Enunciado 1:
Retorne todas as linhas das entradas que contêm a palavra "microtube", levando em conta a distinção entre maiúsculas e minúsculas.

Texto fornecido:
Mincione foi acusado de desvio de fundos, fraude, abuso de cargo, apropriação indébita e lavagem de dinheiro. Entre as várias acusações, todas relacionadas à transação de compra e venda do edifício 60 da Sloane Avenue, encontra-se a de que o corretor teria sido o principal recebedor do dinheiro do qual a Secretaria de Estado teria sido "depauperada", mais de 350 milhões de euros. "Alegadas perdas", segundo Mincione, que seriam "todas a serem atribuídas à Secretaria de Estado, que renunciou às aprovações do edifício sem vendê-lo ou iniciar os trabalhos". Para os Promotores de Justiça, ao invés, os bens da Santa Sé (cerca de 46%) foram supostamente desviados para empresas que se referiam a Mincione ou nas quais ele tinha interesses pessoais, dos quais teria se apropriado indevidamente.

Interrogatório de cerca de sete horas

Acusações rejeitadas por Mincione no longo interrogatório, conduzido por sua vez pelos promotores Roberto Zannotti, Gianluca Perone e, na parte da tarde, por Alessandro Diddi. Antes de se submeter às perguntas, o réu quis denunciar a "humilhante exposição midiática" que o "esfolou como um delinquente". Ele, um profissional de longa data, como ele mesmo se definiu, com papéis de responsabilidade para bancos centrais e gigantes até mesmo no setor petrolífero (citou Gazprom e Petrobras), com experiência em Londres, Nova Iorque, Tóquio e Moscou, que também tinha lidado com o Vaticano no final dos anos 90, conduzindo um negócio que "tinha feito ganhar muito dinheiro antes da entrada do Euro". "Esta é a primeira vez que me encontro em tal situação", disse ele. "Nunca fui multado em meus 35 anos de carreira, nunca recebi uma reprimenda dos bancos centrais que regulam nosso trabalho". Agora, disse Mincione, "além da narrativa da mídia, extraída das atas, onde sou pintado de uma forma terrível, estou aqui me defendendo dos rumores, porque até agora ainda não entendi os fatos contestados". Palavras às quais o presidente do Tribunal vaticano, Giuseppe Pignatone, respondeu: "Os rumores e a mídia, o Tribunal não os leu no passado, não os considerará no futuro. Agimos de acordo com a consciência".

Dados do exercício:
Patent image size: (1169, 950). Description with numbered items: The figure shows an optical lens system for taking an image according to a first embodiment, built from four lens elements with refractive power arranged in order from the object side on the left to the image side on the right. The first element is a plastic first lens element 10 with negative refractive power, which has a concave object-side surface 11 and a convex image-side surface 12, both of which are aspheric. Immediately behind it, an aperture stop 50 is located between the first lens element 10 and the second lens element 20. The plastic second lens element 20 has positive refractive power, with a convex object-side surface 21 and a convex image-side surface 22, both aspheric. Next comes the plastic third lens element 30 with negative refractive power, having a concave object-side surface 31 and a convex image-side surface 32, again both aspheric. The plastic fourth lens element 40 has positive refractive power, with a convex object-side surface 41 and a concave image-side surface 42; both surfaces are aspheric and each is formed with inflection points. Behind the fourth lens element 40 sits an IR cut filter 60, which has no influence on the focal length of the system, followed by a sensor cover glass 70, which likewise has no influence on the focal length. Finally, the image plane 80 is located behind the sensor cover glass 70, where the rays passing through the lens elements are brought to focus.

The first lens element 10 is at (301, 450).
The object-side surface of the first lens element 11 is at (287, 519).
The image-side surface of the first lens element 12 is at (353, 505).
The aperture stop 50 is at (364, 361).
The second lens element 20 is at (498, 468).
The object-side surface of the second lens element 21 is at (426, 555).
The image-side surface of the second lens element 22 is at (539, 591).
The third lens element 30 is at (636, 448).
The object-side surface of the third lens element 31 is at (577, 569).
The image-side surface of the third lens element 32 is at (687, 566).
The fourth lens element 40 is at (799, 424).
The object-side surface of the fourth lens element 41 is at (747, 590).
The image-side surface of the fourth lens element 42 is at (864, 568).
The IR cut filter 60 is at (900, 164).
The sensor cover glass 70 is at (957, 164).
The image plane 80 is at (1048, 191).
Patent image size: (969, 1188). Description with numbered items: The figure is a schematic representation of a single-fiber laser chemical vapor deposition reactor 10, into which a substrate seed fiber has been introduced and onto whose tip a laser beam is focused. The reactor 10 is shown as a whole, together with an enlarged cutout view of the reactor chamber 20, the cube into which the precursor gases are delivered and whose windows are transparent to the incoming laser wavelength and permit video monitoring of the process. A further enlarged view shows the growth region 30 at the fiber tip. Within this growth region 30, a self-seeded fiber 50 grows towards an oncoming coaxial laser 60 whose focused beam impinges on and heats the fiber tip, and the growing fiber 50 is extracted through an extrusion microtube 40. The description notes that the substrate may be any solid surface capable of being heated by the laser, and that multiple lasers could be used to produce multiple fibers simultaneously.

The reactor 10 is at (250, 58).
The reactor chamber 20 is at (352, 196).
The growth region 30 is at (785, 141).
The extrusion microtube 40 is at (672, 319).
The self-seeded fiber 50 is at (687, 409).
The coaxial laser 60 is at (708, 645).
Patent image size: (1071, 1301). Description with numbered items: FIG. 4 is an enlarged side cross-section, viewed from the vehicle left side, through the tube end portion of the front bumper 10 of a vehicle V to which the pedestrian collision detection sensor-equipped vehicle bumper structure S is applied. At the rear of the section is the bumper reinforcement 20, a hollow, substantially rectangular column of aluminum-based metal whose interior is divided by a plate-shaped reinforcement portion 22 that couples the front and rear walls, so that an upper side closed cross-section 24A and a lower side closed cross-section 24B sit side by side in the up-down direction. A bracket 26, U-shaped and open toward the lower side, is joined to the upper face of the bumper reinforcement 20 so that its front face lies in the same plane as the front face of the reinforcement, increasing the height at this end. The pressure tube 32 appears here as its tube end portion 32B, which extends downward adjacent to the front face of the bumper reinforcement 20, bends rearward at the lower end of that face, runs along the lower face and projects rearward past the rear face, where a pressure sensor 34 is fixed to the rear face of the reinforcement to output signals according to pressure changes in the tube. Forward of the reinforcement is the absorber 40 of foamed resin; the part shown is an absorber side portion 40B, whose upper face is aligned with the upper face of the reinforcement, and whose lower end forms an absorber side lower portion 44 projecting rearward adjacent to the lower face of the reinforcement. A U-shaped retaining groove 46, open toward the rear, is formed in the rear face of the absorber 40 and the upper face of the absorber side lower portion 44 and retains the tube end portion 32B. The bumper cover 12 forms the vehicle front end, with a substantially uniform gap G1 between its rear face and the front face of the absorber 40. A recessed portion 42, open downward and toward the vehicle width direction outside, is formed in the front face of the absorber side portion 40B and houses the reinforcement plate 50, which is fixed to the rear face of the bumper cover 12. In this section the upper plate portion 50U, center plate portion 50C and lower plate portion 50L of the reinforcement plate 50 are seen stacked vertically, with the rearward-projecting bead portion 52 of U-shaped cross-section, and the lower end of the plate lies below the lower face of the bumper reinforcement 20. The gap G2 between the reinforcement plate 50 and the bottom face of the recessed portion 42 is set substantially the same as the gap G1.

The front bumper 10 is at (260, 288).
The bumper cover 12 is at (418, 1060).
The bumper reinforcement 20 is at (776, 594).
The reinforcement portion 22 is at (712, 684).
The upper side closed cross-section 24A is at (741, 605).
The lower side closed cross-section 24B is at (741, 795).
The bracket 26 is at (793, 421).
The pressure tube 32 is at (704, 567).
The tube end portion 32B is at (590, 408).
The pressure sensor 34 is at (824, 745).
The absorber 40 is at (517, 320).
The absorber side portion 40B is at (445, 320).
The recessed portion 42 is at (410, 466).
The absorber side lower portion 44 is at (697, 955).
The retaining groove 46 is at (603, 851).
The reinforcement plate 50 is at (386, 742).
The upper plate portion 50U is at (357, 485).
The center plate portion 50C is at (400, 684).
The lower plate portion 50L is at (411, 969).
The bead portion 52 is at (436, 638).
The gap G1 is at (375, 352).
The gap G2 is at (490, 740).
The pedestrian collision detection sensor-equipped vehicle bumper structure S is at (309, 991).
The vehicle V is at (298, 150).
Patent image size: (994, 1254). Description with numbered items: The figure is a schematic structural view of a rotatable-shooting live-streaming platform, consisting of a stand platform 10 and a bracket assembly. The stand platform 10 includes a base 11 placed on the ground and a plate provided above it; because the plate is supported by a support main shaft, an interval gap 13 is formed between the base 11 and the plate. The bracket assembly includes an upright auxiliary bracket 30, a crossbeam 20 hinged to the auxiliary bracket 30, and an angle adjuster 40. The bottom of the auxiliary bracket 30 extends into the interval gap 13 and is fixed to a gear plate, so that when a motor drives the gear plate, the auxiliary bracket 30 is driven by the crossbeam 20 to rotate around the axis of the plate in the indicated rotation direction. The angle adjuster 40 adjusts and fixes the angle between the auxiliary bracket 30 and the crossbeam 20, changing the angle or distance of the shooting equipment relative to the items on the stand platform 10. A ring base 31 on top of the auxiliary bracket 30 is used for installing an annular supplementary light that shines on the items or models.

Enunciado 2:
Reescreva a passagem do texto fornecido entre "Mincione foi acusado" e "se apropriado indevidamente.", inclusive, substituindo "corretor" por "intermediário".

Resolução escrita 1:
Patent image size: (969, 1188). Description with numbered items: The figure is a schematic representation of a single-fiber laser chemical vapor deposition reactor 10, into which a substrate seed fiber has been introduced and onto whose tip a laser beam is focused. The reactor 10 is shown as a whole, together with an enlarged cutout view of the reactor chamber 20, the cube into which the precursor gases are delivered and whose windows are transparent to the incoming laser wavelength and permit video monitoring of the process. A further enlarged view shows the growth region 30 at the fiber tip. Within this growth region 30, a self-seeded fiber 50 grows towards an oncoming coaxial laser 60 whose focused beam impinges on and heats the fiber tip, and the growing fiber 50 is extracted through an extrusion microtube 40. The description notes that the substrate may be any solid surface capable of being heated by the laser, and that multiple lasers could be used to produce multiple fibers simultaneously.
The extrusion microtube 40 is at (672, 319).

Resolução escrita 2:
Mincione foi acusado de desvio de fundos, fraude, abuso de cargo, apropriação indébita e lavagem de dinheiro. Entre as várias acusações, todas relacionadas à transação de compra e venda do edifício 60 da Sloane Avenue, encontra-se a de que o intermediário teria sido o principal recebedor do dinheiro do qual a Secretaria de Estado teria sido "depauperada", mais de 350 milhões de euros. "Alegadas perdas", segundo Mincione, que seriam "todas a serem atribuídas à Secretaria de Estado, que renunciou às aprovações do edifício sem vendê-lo ou iniciar os trabalhos". Para os Promotores de Justiça, ao invés, os bens da Santa Sé (cerca de 46%) foram supostamente desviados para empresas que se referiam a Mincione ou nas quais ele tinha interesses pessoais, dos quais teria se apropriado indevidamente.